[Data to process]
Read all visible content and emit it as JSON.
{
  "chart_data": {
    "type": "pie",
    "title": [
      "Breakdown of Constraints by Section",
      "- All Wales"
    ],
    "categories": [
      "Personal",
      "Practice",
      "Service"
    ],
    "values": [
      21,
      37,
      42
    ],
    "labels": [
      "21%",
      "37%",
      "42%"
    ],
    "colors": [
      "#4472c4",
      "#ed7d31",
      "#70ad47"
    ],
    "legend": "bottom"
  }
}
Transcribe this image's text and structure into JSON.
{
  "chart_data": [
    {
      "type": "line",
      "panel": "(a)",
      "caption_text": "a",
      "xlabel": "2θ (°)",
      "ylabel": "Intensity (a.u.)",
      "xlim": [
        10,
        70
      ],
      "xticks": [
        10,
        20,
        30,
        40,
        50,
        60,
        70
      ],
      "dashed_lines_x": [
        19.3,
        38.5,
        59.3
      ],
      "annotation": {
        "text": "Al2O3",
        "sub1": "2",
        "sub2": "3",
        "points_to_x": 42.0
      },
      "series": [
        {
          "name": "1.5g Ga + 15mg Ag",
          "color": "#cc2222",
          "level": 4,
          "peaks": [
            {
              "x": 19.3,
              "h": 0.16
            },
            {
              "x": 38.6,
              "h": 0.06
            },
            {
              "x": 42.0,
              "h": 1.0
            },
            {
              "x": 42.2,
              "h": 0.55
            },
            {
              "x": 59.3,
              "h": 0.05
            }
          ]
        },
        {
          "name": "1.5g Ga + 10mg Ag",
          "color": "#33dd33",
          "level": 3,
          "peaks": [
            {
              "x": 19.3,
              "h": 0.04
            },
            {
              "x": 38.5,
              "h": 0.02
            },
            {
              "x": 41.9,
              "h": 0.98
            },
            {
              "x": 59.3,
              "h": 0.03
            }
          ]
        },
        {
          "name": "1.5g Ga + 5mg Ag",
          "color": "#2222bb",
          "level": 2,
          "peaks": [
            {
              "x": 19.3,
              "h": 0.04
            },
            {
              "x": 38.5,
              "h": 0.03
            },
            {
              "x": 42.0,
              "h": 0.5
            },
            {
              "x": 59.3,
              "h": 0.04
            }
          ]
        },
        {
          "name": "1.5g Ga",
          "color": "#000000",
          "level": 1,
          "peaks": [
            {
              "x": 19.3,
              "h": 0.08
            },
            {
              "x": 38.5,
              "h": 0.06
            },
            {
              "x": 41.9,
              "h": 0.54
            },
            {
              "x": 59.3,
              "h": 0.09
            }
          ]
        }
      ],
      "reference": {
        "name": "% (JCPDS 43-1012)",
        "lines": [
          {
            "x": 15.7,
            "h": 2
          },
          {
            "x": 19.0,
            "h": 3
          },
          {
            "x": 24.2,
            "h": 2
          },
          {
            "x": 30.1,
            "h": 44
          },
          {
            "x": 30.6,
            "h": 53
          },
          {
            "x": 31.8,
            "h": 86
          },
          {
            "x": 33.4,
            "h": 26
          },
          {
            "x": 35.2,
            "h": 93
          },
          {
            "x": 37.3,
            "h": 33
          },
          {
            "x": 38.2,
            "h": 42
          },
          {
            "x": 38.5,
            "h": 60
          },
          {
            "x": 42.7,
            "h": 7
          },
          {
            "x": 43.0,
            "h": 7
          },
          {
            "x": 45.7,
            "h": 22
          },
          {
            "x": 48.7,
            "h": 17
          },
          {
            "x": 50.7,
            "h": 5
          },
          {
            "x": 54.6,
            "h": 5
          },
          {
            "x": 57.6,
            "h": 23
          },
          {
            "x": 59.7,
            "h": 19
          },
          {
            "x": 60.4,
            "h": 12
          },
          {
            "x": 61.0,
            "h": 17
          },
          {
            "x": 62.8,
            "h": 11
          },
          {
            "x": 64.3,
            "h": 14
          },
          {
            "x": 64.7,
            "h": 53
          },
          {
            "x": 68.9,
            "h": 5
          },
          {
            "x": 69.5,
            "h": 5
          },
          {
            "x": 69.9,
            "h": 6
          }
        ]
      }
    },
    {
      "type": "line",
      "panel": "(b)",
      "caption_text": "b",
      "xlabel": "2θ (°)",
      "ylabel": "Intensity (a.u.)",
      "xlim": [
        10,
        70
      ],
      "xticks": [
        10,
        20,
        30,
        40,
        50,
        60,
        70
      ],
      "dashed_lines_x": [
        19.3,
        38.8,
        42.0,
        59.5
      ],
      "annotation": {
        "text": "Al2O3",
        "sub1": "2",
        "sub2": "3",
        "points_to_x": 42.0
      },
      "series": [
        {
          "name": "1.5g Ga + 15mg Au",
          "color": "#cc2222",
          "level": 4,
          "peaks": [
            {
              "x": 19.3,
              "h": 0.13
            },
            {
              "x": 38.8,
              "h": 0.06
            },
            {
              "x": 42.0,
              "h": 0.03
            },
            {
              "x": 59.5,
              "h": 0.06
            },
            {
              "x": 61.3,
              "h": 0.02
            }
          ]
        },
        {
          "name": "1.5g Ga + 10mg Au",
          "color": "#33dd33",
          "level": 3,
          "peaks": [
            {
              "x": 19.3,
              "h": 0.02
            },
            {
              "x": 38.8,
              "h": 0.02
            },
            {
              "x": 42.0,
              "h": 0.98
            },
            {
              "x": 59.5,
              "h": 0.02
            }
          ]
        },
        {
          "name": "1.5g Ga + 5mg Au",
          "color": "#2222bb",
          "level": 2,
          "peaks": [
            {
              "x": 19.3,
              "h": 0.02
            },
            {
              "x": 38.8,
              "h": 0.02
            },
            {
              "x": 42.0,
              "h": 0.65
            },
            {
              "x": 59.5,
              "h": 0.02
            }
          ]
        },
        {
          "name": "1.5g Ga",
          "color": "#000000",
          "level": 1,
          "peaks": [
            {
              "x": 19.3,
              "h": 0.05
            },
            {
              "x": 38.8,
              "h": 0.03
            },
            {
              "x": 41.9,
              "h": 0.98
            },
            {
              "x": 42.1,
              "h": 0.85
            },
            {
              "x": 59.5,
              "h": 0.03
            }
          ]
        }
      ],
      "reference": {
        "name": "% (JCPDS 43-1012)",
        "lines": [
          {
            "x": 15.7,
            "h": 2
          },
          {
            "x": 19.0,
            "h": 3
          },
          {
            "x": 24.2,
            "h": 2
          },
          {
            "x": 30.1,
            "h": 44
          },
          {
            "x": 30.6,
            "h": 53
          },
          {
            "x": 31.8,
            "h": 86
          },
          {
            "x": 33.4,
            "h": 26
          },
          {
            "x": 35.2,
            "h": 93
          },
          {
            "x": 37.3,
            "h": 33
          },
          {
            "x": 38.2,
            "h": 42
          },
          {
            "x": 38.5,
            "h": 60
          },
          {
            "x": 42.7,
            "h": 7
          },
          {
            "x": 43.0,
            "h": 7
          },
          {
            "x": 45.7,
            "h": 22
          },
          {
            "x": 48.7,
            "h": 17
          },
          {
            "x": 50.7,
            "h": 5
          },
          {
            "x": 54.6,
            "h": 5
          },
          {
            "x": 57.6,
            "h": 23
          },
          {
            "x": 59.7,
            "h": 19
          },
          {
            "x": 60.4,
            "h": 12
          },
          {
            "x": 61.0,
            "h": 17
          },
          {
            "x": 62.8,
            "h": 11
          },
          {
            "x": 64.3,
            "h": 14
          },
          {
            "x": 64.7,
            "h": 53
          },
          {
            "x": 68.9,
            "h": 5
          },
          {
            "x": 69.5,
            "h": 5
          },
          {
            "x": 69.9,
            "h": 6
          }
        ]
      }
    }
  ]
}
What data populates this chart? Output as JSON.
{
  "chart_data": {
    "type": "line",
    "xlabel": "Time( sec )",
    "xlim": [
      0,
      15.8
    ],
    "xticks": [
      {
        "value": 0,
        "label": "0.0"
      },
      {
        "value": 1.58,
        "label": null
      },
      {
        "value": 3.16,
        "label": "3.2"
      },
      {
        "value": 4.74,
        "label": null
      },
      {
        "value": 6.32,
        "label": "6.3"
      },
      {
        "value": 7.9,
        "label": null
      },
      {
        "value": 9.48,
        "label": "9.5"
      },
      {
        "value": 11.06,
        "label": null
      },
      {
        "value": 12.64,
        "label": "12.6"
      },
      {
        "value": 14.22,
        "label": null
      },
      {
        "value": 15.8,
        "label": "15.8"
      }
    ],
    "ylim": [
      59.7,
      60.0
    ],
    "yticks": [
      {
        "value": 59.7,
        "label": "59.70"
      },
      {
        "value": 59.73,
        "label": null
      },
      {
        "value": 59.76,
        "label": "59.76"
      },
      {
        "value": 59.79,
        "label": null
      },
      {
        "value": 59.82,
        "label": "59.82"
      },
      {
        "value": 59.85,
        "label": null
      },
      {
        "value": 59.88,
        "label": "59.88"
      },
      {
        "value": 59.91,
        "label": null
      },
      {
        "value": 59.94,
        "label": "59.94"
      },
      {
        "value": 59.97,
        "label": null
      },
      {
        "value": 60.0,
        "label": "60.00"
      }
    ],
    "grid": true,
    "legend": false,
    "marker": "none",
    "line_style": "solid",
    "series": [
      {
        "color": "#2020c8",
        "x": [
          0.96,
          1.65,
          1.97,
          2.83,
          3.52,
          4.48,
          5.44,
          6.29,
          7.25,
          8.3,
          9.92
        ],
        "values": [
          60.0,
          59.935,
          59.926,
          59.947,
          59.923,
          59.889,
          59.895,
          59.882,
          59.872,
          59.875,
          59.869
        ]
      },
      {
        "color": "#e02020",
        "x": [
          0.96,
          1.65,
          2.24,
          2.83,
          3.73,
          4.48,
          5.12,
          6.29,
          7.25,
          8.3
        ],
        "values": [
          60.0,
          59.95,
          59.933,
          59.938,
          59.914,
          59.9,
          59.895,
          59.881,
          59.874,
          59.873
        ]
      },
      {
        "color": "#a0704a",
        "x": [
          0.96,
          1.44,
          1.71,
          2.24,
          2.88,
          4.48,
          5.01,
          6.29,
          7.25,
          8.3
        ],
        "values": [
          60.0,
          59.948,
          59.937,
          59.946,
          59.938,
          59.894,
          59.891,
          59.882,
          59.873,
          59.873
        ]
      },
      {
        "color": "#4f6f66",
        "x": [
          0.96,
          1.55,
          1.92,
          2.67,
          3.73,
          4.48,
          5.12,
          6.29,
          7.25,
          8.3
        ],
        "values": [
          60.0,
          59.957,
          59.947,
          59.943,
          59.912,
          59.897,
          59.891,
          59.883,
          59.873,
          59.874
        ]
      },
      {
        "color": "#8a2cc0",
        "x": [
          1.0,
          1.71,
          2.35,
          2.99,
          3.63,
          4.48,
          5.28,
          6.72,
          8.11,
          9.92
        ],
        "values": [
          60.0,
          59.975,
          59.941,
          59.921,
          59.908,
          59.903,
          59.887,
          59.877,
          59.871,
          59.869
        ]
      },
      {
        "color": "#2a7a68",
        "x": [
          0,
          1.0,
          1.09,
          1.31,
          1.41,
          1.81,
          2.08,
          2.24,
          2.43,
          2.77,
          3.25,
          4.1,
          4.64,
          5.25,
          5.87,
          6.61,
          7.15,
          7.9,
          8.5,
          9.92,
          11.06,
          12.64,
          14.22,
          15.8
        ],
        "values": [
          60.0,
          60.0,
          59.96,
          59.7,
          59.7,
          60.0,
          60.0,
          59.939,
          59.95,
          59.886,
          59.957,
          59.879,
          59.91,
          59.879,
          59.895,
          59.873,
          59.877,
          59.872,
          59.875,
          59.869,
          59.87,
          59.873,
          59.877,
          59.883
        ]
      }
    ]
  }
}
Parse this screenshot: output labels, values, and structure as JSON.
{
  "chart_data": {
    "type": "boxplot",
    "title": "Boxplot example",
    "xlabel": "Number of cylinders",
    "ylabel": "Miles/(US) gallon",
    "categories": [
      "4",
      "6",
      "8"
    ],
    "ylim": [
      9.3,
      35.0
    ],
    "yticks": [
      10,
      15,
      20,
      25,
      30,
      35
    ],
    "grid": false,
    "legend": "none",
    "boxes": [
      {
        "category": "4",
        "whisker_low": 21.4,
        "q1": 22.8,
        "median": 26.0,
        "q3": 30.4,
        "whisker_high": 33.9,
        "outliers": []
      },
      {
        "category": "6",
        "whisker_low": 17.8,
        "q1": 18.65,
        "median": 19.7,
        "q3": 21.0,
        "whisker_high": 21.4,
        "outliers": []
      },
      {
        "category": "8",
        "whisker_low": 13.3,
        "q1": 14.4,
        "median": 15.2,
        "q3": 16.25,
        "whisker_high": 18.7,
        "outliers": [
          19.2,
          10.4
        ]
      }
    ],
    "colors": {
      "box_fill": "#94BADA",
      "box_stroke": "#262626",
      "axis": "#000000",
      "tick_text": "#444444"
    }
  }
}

[Required task]
Pick out and copy every line that contains the word "xlabel".

[Worked solution]
      "xlabel": "2θ (°)",
      "xlabel": "2θ (°)",
    "xlabel": "Time( sec )",
    "xlabel": "Number of cylinders",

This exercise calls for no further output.